--- start of LISTING ---

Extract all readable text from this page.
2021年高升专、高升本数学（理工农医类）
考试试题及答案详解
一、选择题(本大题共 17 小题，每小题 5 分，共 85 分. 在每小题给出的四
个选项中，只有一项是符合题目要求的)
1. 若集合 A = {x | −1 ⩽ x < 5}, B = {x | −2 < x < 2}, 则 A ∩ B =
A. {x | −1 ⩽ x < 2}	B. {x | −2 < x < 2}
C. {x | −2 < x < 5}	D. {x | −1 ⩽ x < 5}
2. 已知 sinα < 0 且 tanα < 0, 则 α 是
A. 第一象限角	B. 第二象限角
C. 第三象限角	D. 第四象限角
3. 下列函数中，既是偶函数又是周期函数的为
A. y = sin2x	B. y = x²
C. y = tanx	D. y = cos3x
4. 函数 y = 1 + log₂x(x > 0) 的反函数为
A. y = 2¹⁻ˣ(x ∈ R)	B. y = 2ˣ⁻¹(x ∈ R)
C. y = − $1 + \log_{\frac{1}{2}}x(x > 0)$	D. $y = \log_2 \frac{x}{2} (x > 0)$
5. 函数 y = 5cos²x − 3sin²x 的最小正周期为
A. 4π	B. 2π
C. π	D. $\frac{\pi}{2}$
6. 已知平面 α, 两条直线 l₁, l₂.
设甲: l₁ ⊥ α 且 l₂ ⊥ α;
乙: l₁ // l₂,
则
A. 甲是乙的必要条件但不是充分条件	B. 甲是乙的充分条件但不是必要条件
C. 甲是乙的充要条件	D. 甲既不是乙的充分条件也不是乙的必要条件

--- end of LISTING ---
--- start of LISTING ---

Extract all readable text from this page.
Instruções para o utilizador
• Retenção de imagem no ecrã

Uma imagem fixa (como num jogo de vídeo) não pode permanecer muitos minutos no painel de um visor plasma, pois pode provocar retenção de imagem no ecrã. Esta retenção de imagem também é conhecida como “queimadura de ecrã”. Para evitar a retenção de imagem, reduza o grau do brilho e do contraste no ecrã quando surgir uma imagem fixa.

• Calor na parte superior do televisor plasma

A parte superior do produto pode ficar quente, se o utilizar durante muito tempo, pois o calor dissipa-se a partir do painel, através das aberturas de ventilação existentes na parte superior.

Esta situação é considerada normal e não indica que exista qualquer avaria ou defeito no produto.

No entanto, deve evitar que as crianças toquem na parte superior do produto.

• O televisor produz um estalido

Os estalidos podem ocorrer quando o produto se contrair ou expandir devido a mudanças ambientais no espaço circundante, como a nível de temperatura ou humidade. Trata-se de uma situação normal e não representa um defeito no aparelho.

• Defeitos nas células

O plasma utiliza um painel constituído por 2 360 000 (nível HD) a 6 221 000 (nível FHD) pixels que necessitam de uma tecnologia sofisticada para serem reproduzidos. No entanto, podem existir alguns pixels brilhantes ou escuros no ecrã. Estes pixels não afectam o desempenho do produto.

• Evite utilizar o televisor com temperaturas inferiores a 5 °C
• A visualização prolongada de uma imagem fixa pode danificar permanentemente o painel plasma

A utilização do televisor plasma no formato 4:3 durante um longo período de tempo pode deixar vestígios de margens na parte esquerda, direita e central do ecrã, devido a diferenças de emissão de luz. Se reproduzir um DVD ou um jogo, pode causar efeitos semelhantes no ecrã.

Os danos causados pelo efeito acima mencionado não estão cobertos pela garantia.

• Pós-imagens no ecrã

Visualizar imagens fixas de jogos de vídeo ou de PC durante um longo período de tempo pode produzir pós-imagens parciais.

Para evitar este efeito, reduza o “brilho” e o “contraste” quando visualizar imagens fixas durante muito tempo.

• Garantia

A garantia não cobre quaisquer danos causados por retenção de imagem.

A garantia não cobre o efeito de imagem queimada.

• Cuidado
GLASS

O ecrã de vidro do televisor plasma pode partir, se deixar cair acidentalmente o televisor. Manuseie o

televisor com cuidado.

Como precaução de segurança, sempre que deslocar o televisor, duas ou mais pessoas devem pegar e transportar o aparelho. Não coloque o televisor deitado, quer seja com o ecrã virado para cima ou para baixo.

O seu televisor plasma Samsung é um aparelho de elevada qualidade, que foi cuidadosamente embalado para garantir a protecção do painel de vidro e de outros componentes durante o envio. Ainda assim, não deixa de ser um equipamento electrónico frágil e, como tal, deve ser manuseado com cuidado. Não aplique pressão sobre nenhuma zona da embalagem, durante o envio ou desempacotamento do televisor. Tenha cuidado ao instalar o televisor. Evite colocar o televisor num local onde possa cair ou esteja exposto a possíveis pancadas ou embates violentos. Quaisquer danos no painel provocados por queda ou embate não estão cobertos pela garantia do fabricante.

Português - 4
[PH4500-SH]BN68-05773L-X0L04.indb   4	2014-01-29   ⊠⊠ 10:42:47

--- end of LISTING ---

[PROBLEM DETAILS] Copy each line of the records above that carries the word "superior".

[EXERCISE ANSWER]
• Calor na parte superior do televisor plasma
A parte superior do produto pode ficar quente, se o utilizar durante muito tempo, pois o calor dissipa-se a partir do painel, através das aberturas de ventilação existentes na parte superior.
No entanto, deve evitar que as crianças toquem na parte superior do produto.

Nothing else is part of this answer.